- Task
For each line in the data that includes "Smith", make a copy.

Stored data
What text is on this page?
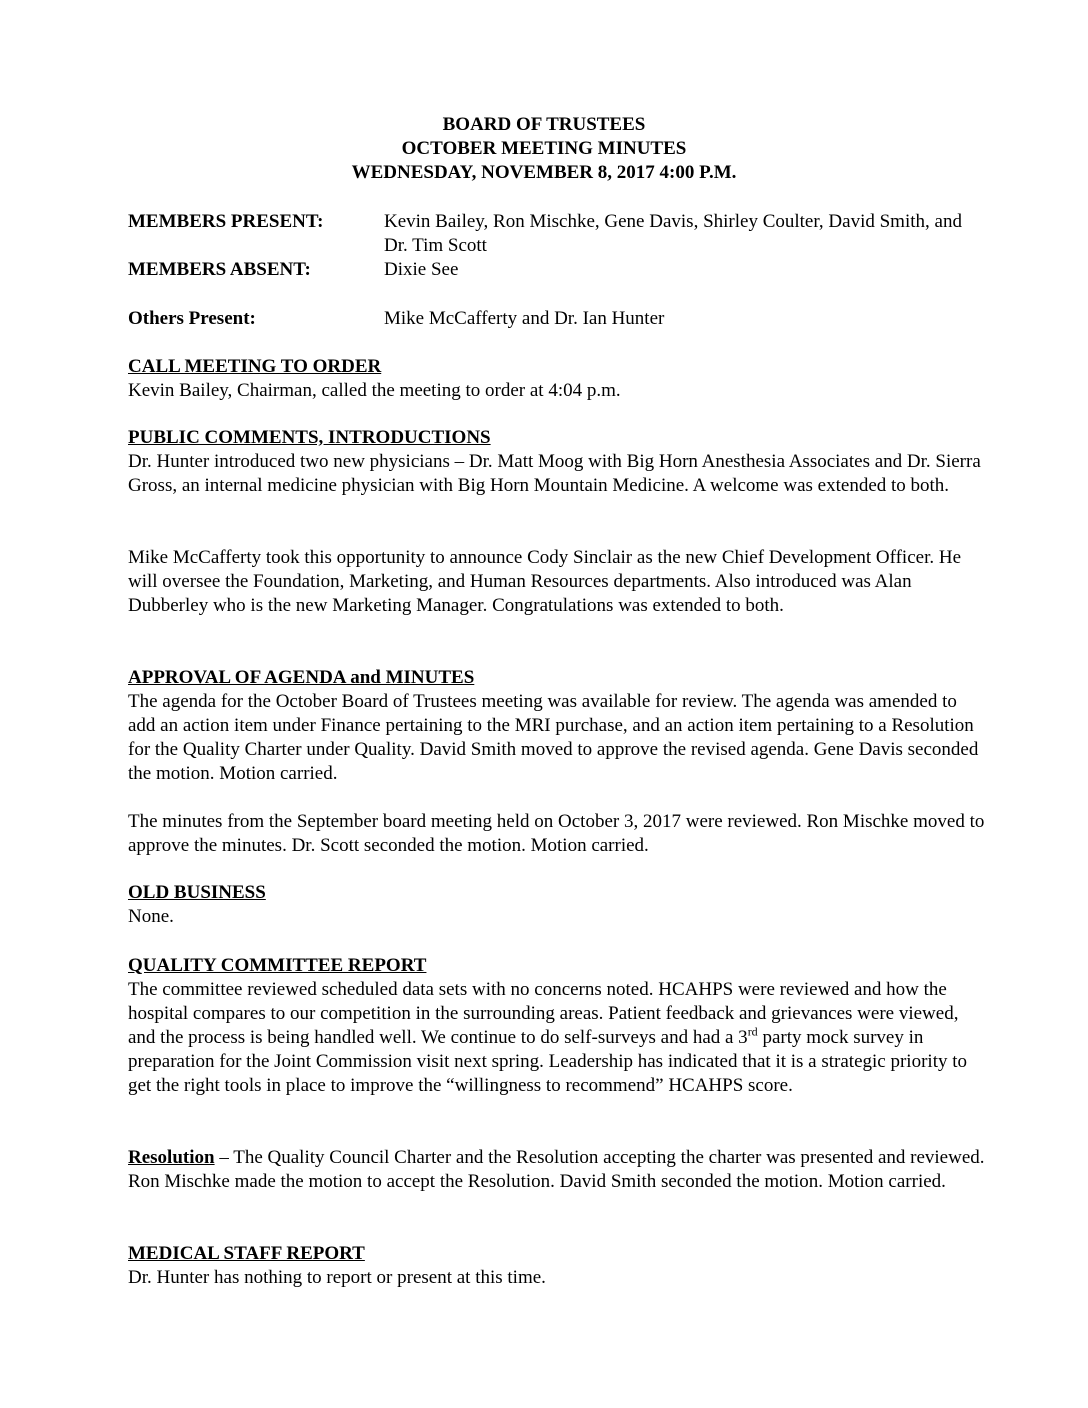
BOARD OF TRUSTEES
OCTOBER MEETING MINUTES
WEDNESDAY, NOVEMBER 8, 2017 4:00 P.M.
MEMBERS PRESENT:	Kevin Bailey, Ron Mischke, Gene Davis, Shirley Coulter, David Smith, and Dr. Tim Scott
MEMBERS ABSENT:	Dixie See
Others Present:	Mike McCafferty and Dr. Ian Hunter
CALL MEETING TO ORDER
Kevin Bailey, Chairman, called the meeting to order at 4:04 p.m.
PUBLIC COMMENTS, INTRODUCTIONS
Dr. Hunter introduced two new physicians – Dr. Matt Moog with Big Horn Anesthesia Associates and Dr. Sierra Gross, an internal medicine physician with Big Horn Mountain Medicine. A welcome was extended to both.
Mike McCafferty took this opportunity to announce Cody Sinclair as the new Chief Development Officer. He will oversee the Foundation, Marketing, and Human Resources departments. Also introduced was Alan Dubberley who is the new Marketing Manager. Congratulations was extended to both.
APPROVAL OF AGENDA and MINUTES
The agenda for the October Board of Trustees meeting was available for review. The agenda was amended to add an action item under Finance pertaining to the MRI purchase, and an action item pertaining to a Resolution for the Quality Charter under Quality. David Smith moved to approve the revised agenda. Gene Davis seconded the motion. Motion carried.
The minutes from the September board meeting held on October 3, 2017 were reviewed. Ron Mischke moved to approve the minutes. Dr. Scott seconded the motion. Motion carried.
OLD BUSINESS
None.
QUALITY COMMITTEE REPORT
The committee reviewed scheduled data sets with no concerns noted. HCAHPS were reviewed and how the hospital compares to our competition in the surrounding areas. Patient feedback and grievances were viewed, and the process is being handled well. We continue to do self-surveys and had a 3rd party mock survey in preparation for the Joint Commission visit next spring. Leadership has indicated that it is a strategic priority to get the right tools in place to improve the “willingness to recommend” HCAHPS score.
Resolution – The Quality Council Charter and the Resolution accepting the charter was presented and reviewed. Ron Mischke made the motion to accept the Resolution. David Smith seconded the motion. Motion carried.
MEDICAL STAFF REPORT
Dr. Hunter has nothing to report or present at this time.
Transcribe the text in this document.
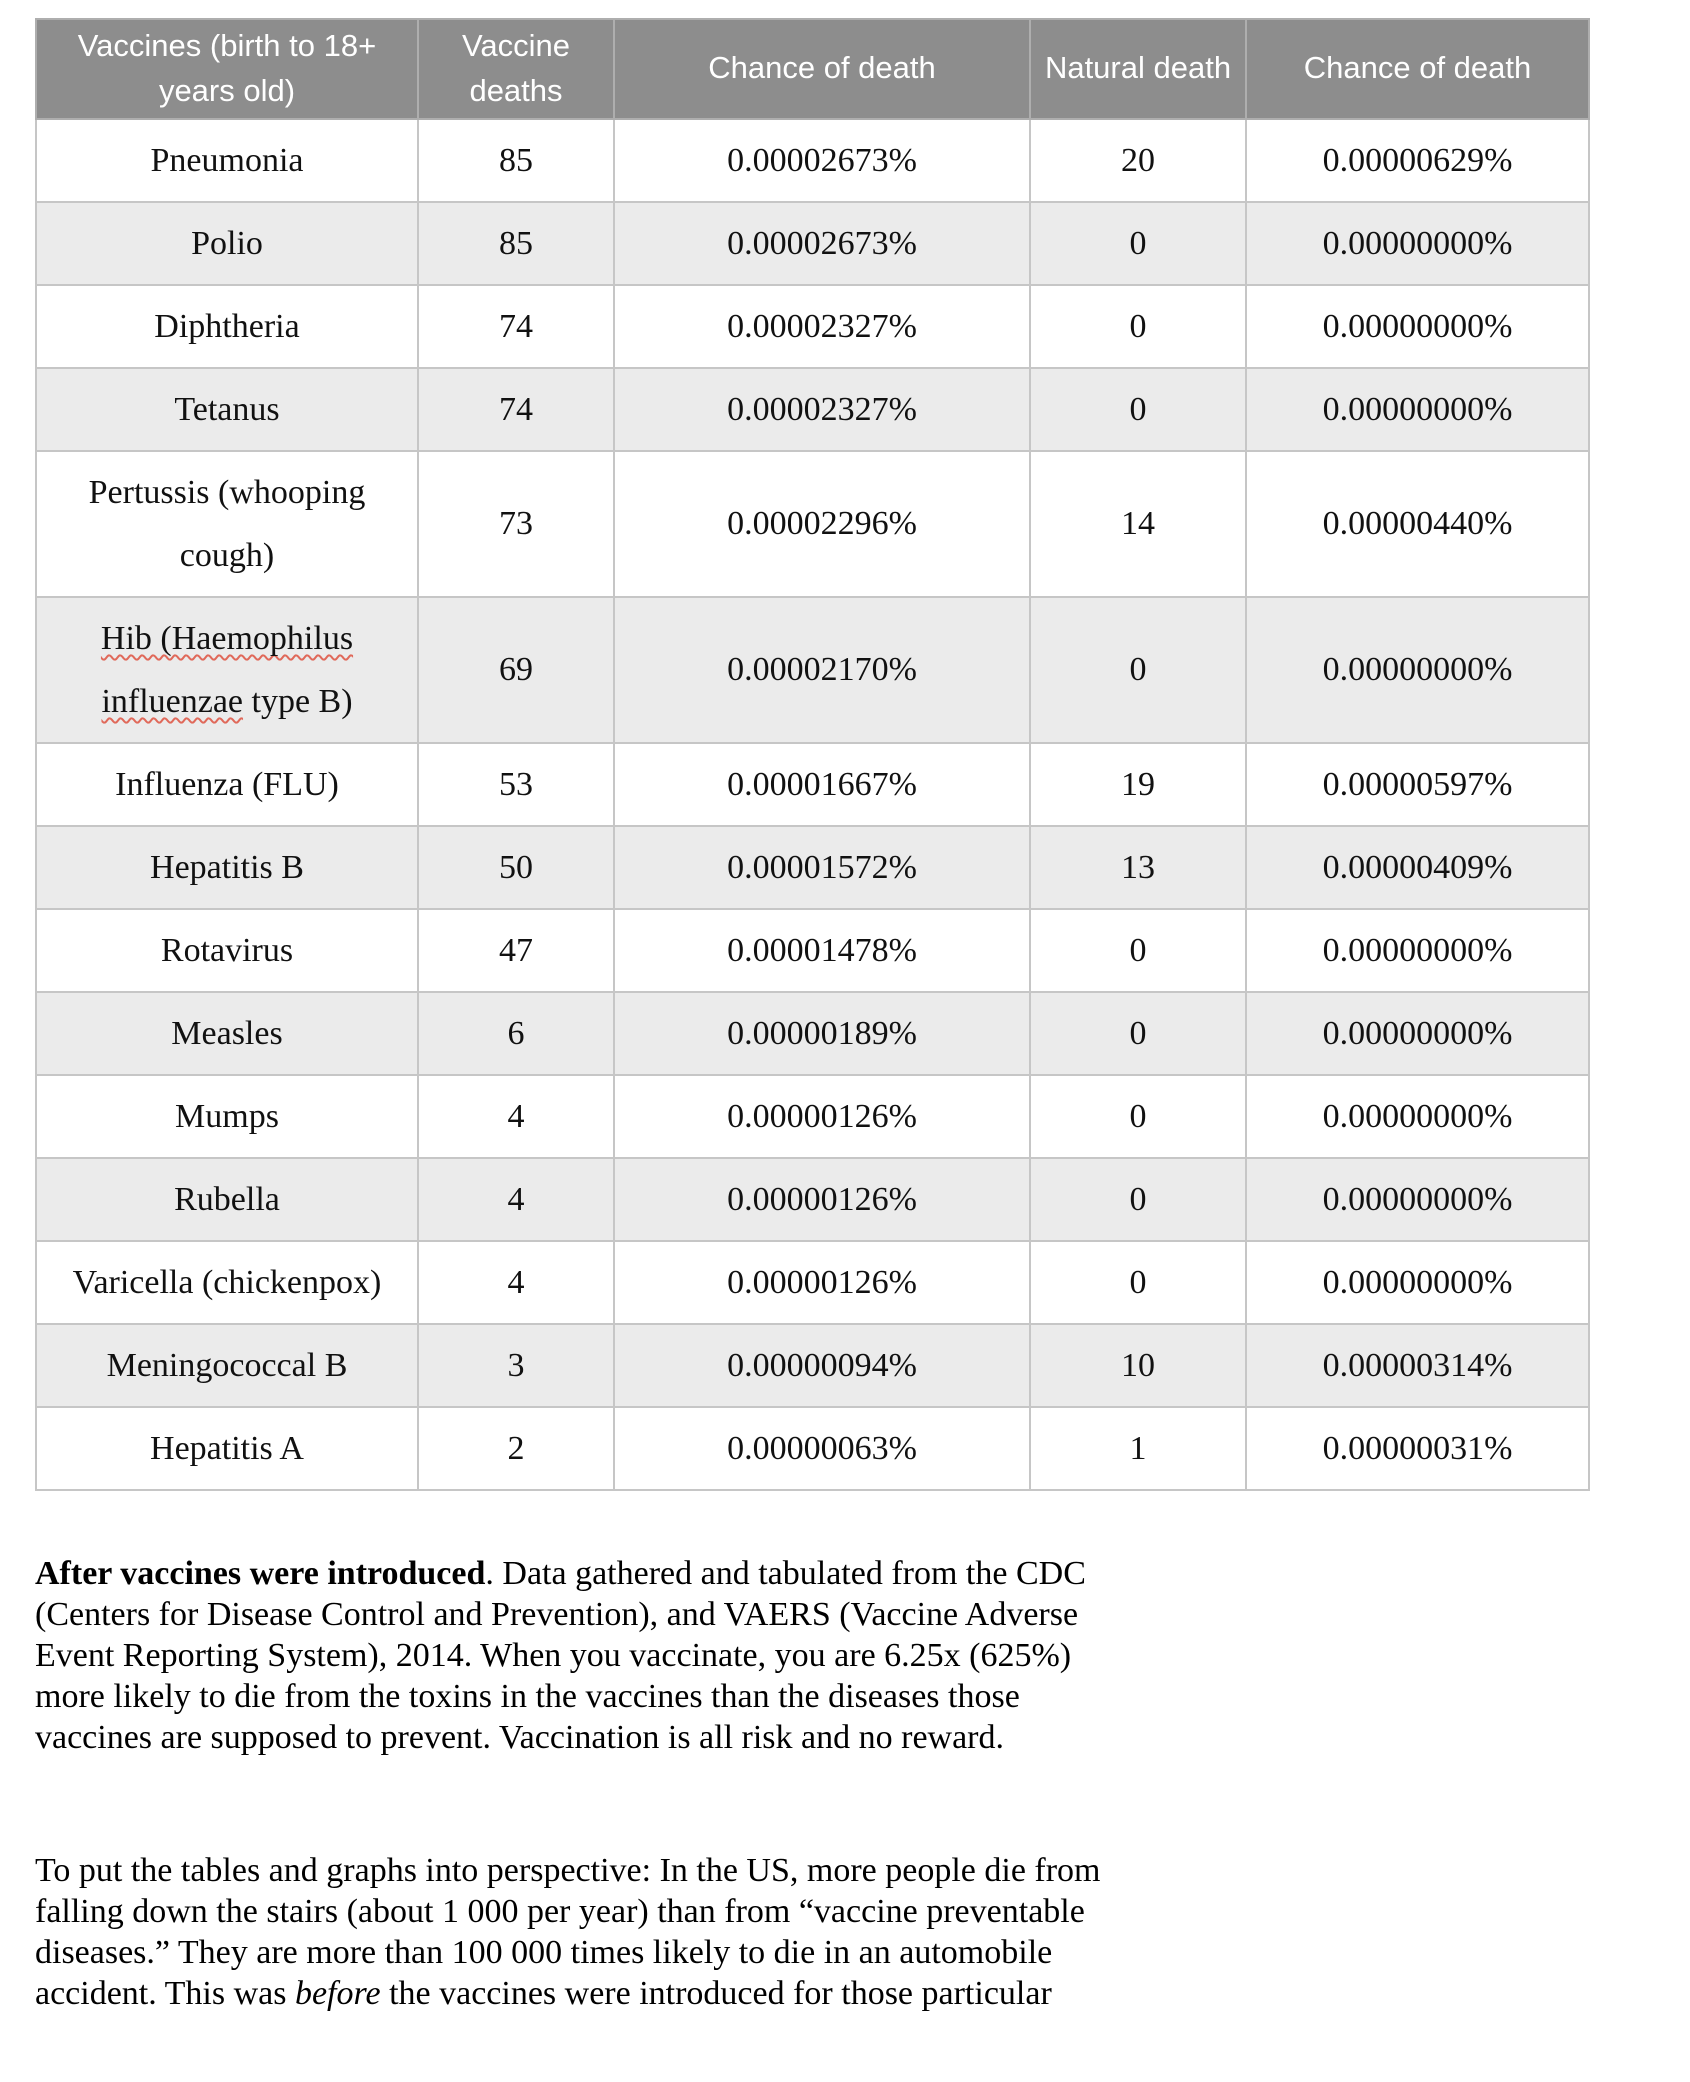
Vaccines (birth to 18+ years old)	Vaccine deaths	Chance of death	Natural death	Chance of death
Pneumonia	85	0.00002673%	20	0.00000629%
Polio	85	0.00002673%	0	0.00000000%
Diphtheria	74	0.00002327%	0	0.00000000%
Tetanus	74	0.00002327%	0	0.00000000%
Pertussis (whooping
cough)	73	0.00002296%	14	0.00000440%
Hib (Haemophilus
influenzae type B)	69	0.00002170%	0	0.00000000%
Influenza (FLU)	53	0.00001667%	19	0.00000597%
Hepatitis B	50	0.00001572%	13	0.00000409%
Rotavirus	47	0.00001478%	0	0.00000000%
Measles	6	0.00000189%	0	0.00000000%
Mumps	4	0.00000126%	0	0.00000000%
Rubella	4	0.00000126%	0	0.00000000%
Varicella (chickenpox)	4	0.00000126%	0	0.00000000%
Meningococcal B	3	0.00000094%	10	0.00000314%
Hepatitis A	2	0.00000063%	1	0.00000031%
After vaccines were introduced. Data gathered and tabulated from the CDC
(Centers for Disease Control and Prevention), and VAERS (Vaccine Adverse
Event Reporting System), 2014. When you vaccinate, you are 6.25x (625%)
more likely to die from the toxins in the vaccines than the diseases those
vaccines are supposed to prevent. Vaccination is all risk and no reward.
To put the tables and graphs into perspective: In the US, more people die from
falling down the stairs (about 1 000 per year) than from “vaccine preventable
diseases.” They are more than 100 000 times likely to die in an automobile
accident. This was before the vaccines were introduced for those particular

- Completed exercise
MEMBERS PRESENT:	Kevin Bailey, Ron Mischke, Gene Davis, Shirley Coulter, David Smith, and Dr. Tim Scott
The agenda for the October Board of Trustees meeting was available for review. The agenda was amended to add an action item under Finance pertaining to the MRI purchase, and an action item pertaining to a Resolution for the Quality Charter under Quality. David Smith moved to approve the revised agenda. Gene Davis seconded the motion. Motion carried.
Resolution – The Quality Council Charter and the Resolution accepting the charter was presented and reviewed. Ron Mischke made the motion to accept the Resolution. David Smith seconded the motion. Motion carried.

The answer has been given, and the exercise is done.